PROBLEM: Can you output the material exactly as written, minus any pictures it holds?
**** EXTRACTED INFORMATION
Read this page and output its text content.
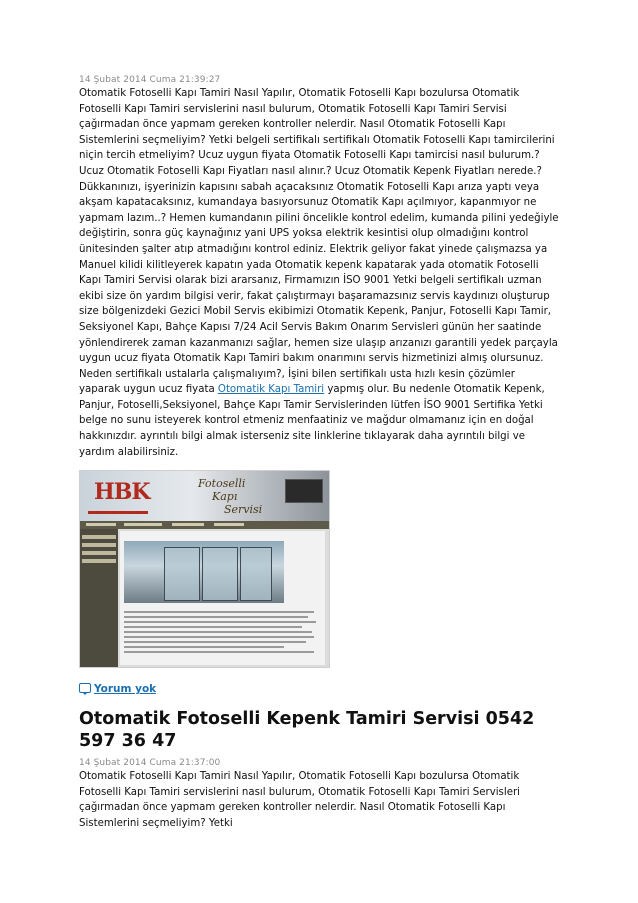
14 Şubat 2014 Cuma 21:39:27

Otomatik Fotoselli Kapı Tamiri Nasıl Yapılır, Otomatik Fotoselli Kapı bozulursa Otomatik Fotoselli Kapı Tamiri servislerini nasıl bulurum, Otomatik Fotoselli Kapı Tamiri Servisi çağırmadan önce yapmam gereken kontroller nelerdir. Nasıl Otomatik Fotoselli Kapı Sistemlerini seçmeliyim? Yetki belgeli sertifikalı sertifikalı Otomatik Fotoselli Kapı tamircilerini niçin tercih etmeliyim? Ucuz uygun fiyata Otomatik Fotoselli Kapı tamircisi nasıl bulurum.? Ucuz Otomatik Fotoselli Kapı Fiyatları nasıl alınır.? Ucuz Otomatik Kepenk Fiyatları nerede.? Dükkanınızı, işyerinizin kapısını sabah açacaksınız Otomatik Fotoselli Kapı arıza yaptı veya akşam kapatacaksınız, kumandaya basıyorsunuz Otomatik Kapı açılmıyor, kapanmıyor ne yapmam lazım..? Hemen kumandanın pilini öncelikle kontrol edelim, kumanda pilini yedeğiyle değiştirin, sonra güç kaynağınız yani UPS yoksa elektrik kesintisi olup olmadığını kontrol ünitesinden şalter atıp atmadığını kontrol ediniz. Elektrik geliyor fakat yinede çalışmazsa ya Manuel kilidi kilitleyerek kapatın yada Otomatik kepenk kapatarak yada otomatik Fotoselli Kapı Tamiri Servisi olarak bizi ararsanız, Firmamızın İSO 9001 Yetki belgeli sertifikalı uzman ekibi size ön yardım bilgisi verir, fakat çalıştırmayı başaramazsınız servis kaydınızı oluşturup size bölgenizdeki Gezici Mobil Servis ekibimizi Otomatik Kepenk, Panjur, Fotoselli Kapı Tamir, Seksiyonel Kapı, Bahçe Kapısı 7/24 Acil Servis Bakım Onarım Servisleri günün her saatinde yönlendirerek zaman kazanmanızı sağlar, hemen size ulaşıp arızanızı garantili yedek parçayla uygun ucuz fiyata Otomatik Kapı Tamiri bakım onarımını servis hizmetinizi almış olursunuz. Neden sertifikalı ustalarla çalışmalıyım?, İşini bilen sertifikalı usta hızlı kesin çözümler yaparak uygun ucuz fiyata Otomatik Kapı Tamiri yapmış olur. Bu nedenle Otomatik Kepenk, Panjur, Fotoselli,Seksiyonel, Bahçe Kapı Tamir Servislerinden lütfen İSO 9001 Sertifika Yetki belge no sunu isteyerek kontrol etmeniz menfaatiniz ve mağdur olmamanız için en doğal hakkınızdır. ayrıntılı bilgi almak isterseniz site linklerine tıklayarak daha ayrıntılı bilgi ve yardım alabilirsiniz.

HBK	Fotoselli
Kapı
Servisi
Yorum yok
Otomatik Fotoselli Kepenk Tamiri Servisi 0542 597 36 47
14 Şubat 2014 Cuma 21:37:00

Otomatik Fotoselli Kapı Tamiri Nasıl Yapılır, Otomatik Fotoselli Kapı bozulursa Otomatik Fotoselli Kapı Tamiri servislerini nasıl bulurum, Otomatik Fotoselli Kapı Tamiri Servisleri çağırmadan önce yapmam gereken kontroller nelerdir. Nasıl Otomatik Fotoselli Kapı Sistemlerini seçmeliyim? Yetki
********
OUTPUT FOR THIS EXERCISE:
Read this page and output its text content.
14 Şubat 2014 Cuma 21:39:27

Otomatik Fotoselli Kapı Tamiri Nasıl Yapılır, Otomatik Fotoselli Kapı bozulursa Otomatik Fotoselli Kapı Tamiri servislerini nasıl bulurum, Otomatik Fotoselli Kapı Tamiri Servisi çağırmadan önce yapmam gereken kontroller nelerdir. Nasıl Otomatik Fotoselli Kapı Sistemlerini seçmeliyim? Yetki belgeli sertifikalı sertifikalı Otomatik Fotoselli Kapı tamircilerini niçin tercih etmeliyim? Ucuz uygun fiyata Otomatik Fotoselli Kapı tamircisi nasıl bulurum.? Ucuz Otomatik Fotoselli Kapı Fiyatları nasıl alınır.? Ucuz Otomatik Kepenk Fiyatları nerede.? Dükkanınızı, işyerinizin kapısını sabah açacaksınız Otomatik Fotoselli Kapı arıza yaptı veya akşam kapatacaksınız, kumandaya basıyorsunuz Otomatik Kapı açılmıyor, kapanmıyor ne yapmam lazım..? Hemen kumandanın pilini öncelikle kontrol edelim, kumanda pilini yedeğiyle değiştirin, sonra güç kaynağınız yani UPS yoksa elektrik kesintisi olup olmadığını kontrol ünitesinden şalter atıp atmadığını kontrol ediniz. Elektrik geliyor fakat yinede çalışmazsa ya Manuel kilidi kilitleyerek kapatın yada Otomatik kepenk kapatarak yada otomatik Fotoselli Kapı Tamiri Servisi olarak bizi ararsanız, Firmamızın İSO 9001 Yetki belgeli sertifikalı uzman ekibi size ön yardım bilgisi verir, fakat çalıştırmayı başaramazsınız servis kaydınızı oluşturup size bölgenizdeki Gezici Mobil Servis ekibimizi Otomatik Kepenk, Panjur, Fotoselli Kapı Tamir, Seksiyonel Kapı, Bahçe Kapısı 7/24 Acil Servis Bakım Onarım Servisleri günün her saatinde yönlendirerek zaman kazanmanızı sağlar, hemen size ulaşıp arızanızı garantili yedek parçayla uygun ucuz fiyata Otomatik Kapı Tamiri bakım onarımını servis hizmetinizi almış olursunuz. Neden sertifikalı ustalarla çalışmalıyım?, İşini bilen sertifikalı usta hızlı kesin çözümler yaparak uygun ucuz fiyata Otomatik Kapı Tamiri yapmış olur. Bu nedenle Otomatik Kepenk, Panjur, Fotoselli,Seksiyonel, Bahçe Kapı Tamir Servislerinden lütfen İSO 9001 Sertifika Yetki belge no sunu isteyerek kontrol etmeniz menfaatiniz ve mağdur olmamanız için en doğal hakkınızdır. ayrıntılı bilgi almak isterseniz site linklerine tıklayarak daha ayrıntılı bilgi ve yardım alabilirsiniz.

HBK	Fotoselli
Kapı
Servisi
Yorum yok
Otomatik Fotoselli Kepenk Tamiri Servisi 0542 597 36 47
14 Şubat 2014 Cuma 21:37:00

Otomatik Fotoselli Kapı Tamiri Nasıl Yapılır, Otomatik Fotoselli Kapı bozulursa Otomatik Fotoselli Kapı Tamiri servislerini nasıl bulurum, Otomatik Fotoselli Kapı Tamiri Servisleri çağırmadan önce yapmam gereken kontroller nelerdir. Nasıl Otomatik Fotoselli Kapı Sistemlerini seçmeliyim? Yetki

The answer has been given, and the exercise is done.